Provided records>
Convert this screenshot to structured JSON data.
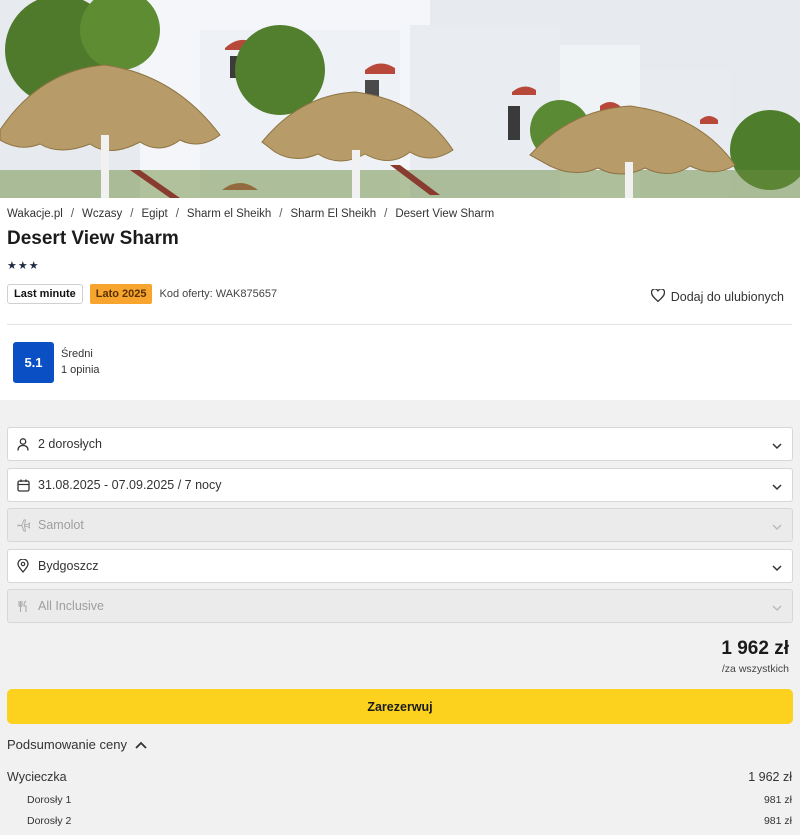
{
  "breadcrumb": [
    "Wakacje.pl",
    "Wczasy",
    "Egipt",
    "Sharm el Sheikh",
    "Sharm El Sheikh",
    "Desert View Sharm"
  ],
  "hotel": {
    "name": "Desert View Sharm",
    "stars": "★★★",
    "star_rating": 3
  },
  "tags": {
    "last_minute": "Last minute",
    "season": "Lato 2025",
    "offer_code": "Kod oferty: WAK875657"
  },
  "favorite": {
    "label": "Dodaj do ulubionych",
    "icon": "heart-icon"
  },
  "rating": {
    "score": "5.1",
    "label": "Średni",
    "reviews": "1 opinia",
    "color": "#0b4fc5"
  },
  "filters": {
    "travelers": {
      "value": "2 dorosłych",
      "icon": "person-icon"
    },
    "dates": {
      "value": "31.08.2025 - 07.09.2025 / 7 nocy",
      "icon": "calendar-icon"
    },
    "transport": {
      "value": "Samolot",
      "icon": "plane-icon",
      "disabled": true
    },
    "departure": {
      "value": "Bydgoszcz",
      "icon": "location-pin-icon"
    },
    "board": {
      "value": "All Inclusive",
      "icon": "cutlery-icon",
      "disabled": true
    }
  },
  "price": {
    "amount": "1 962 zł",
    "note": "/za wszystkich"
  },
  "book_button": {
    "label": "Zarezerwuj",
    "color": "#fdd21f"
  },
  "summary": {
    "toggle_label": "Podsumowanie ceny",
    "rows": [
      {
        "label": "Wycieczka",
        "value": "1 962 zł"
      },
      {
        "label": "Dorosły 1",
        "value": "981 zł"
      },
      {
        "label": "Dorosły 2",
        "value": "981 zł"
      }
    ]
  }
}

Your goal> Write out each line again precisely as it appears, skipping every picture.

Result for this task>
Convert this screenshot to structured JSON data.
{
  "breadcrumb": [
    "Wakacje.pl",
    "Wczasy",
    "Egipt",
    "Sharm el Sheikh",
    "Sharm El Sheikh",
    "Desert View Sharm"
  ],
  "hotel": {
    "name": "Desert View Sharm",
    "stars": "★★★",
    "star_rating": 3
  },
  "tags": {
    "last_minute": "Last minute",
    "season": "Lato 2025",
    "offer_code": "Kod oferty: WAK875657"
  },
  "favorite": {
    "label": "Dodaj do ulubionych",
    "icon": "heart-icon"
  },
  "rating": {
    "score": "5.1",
    "label": "Średni",
    "reviews": "1 opinia",
    "color": "#0b4fc5"
  },
  "filters": {
    "travelers": {
      "value": "2 dorosłych",
      "icon": "person-icon"
    },
    "dates": {
      "value": "31.08.2025 - 07.09.2025 / 7 nocy",
      "icon": "calendar-icon"
    },
    "transport": {
      "value": "Samolot",
      "icon": "plane-icon",
      "disabled": true
    },
    "departure": {
      "value": "Bydgoszcz",
      "icon": "location-pin-icon"
    },
    "board": {
      "value": "All Inclusive",
      "icon": "cutlery-icon",
      "disabled": true
    }
  },
  "price": {
    "amount": "1 962 zł",
    "note": "/za wszystkich"
  },
  "book_button": {
    "label": "Zarezerwuj",
    "color": "#fdd21f"
  },
  "summary": {
    "toggle_label": "Podsumowanie ceny",
    "rows": [
      {
        "label": "Wycieczka",
        "value": "1 962 zł"
      },
      {
        "label": "Dorosły 1",
        "value": "981 zł"
      },
      {
        "label": "Dorosły 2",
        "value": "981 zł"
      }
    ]
  }
}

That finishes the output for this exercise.